**Records supplied:**
● ● ● ●

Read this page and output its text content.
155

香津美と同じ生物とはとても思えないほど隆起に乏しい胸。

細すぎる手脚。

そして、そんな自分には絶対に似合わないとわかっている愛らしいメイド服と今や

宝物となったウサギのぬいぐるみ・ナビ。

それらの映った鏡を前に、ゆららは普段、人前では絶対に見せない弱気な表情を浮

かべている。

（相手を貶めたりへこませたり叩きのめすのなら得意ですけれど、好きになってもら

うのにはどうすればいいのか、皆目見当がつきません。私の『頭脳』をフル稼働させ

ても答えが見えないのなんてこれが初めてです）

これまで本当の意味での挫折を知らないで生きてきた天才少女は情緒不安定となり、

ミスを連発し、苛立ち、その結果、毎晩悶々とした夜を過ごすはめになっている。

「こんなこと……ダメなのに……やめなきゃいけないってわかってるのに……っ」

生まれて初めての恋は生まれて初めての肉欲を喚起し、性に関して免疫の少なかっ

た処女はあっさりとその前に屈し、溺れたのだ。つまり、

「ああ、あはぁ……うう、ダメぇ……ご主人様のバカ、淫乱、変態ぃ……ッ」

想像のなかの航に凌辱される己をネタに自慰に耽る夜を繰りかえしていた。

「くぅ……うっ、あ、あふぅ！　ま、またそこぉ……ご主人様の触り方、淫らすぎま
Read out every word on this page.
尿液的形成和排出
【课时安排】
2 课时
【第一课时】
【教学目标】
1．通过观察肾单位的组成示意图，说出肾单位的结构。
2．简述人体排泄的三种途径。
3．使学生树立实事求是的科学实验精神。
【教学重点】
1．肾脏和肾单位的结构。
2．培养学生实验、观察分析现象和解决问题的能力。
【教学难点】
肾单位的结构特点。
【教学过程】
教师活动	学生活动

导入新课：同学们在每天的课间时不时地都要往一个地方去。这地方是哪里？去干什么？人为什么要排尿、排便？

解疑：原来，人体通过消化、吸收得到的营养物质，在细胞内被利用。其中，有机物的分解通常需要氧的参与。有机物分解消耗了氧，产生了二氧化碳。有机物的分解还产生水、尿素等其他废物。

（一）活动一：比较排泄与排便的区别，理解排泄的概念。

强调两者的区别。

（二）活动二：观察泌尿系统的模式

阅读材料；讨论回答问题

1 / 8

● ● ● ●

**Requirement:** Copy the material above, line for line.

**Right answer:**
Read this page and output its text content.
155

香津美と同じ生物とはとても思えないほど隆起に乏しい胸。

細すぎる手脚。

そして、そんな自分には絶対に似合わないとわかっている愛らしいメイド服と今や

宝物となったウサギのぬいぐるみ・ナビ。

それらの映った鏡を前に、ゆららは普段、人前では絶対に見せない弱気な表情を浮

かべている。

（相手を貶めたりへこませたり叩きのめすのなら得意ですけれど、好きになってもら

うのにはどうすればいいのか、皆目見当がつきません。私の『頭脳』をフル稼働させ

ても答えが見えないのなんてこれが初めてです）

これまで本当の意味での挫折を知らないで生きてきた天才少女は情緒不安定となり、

ミスを連発し、苛立ち、その結果、毎晩悶々とした夜を過ごすはめになっている。

「こんなこと……ダメなのに……やめなきゃいけないってわかってるのに……っ」

生まれて初めての恋は生まれて初めての肉欲を喚起し、性に関して免疫の少なかっ

た処女はあっさりとその前に屈し、溺れたのだ。つまり、

「ああ、あはぁ……うう、ダメぇ……ご主人様のバカ、淫乱、変態ぃ……ッ」

想像のなかの航に凌辱される己をネタに自慰に耽る夜を繰りかえしていた。

「くぅ……うっ、あ、あふぅ！　ま、またそこぉ……ご主人様の触り方、淫らすぎま
Read out every word on this page.
尿液的形成和排出
【课时安排】
2 课时
【第一课时】
【教学目标】
1．通过观察肾单位的组成示意图，说出肾单位的结构。
2．简述人体排泄的三种途径。
3．使学生树立实事求是的科学实验精神。
【教学重点】
1．肾脏和肾单位的结构。
2．培养学生实验、观察分析现象和解决问题的能力。
【教学难点】
肾单位的结构特点。
【教学过程】
教师活动	学生活动

导入新课：同学们在每天的课间时不时地都要往一个地方去。这地方是哪里？去干什么？人为什么要排尿、排便？

解疑：原来，人体通过消化、吸收得到的营养物质，在细胞内被利用。其中，有机物的分解通常需要氧的参与。有机物分解消耗了氧，产生了二氧化碳。有机物的分解还产生水、尿素等其他废物。

（一）活动一：比较排泄与排便的区别，理解排泄的概念。

强调两者的区别。

（二）活动二：观察泌尿系统的模式

阅读材料；讨论回答问题

1 / 8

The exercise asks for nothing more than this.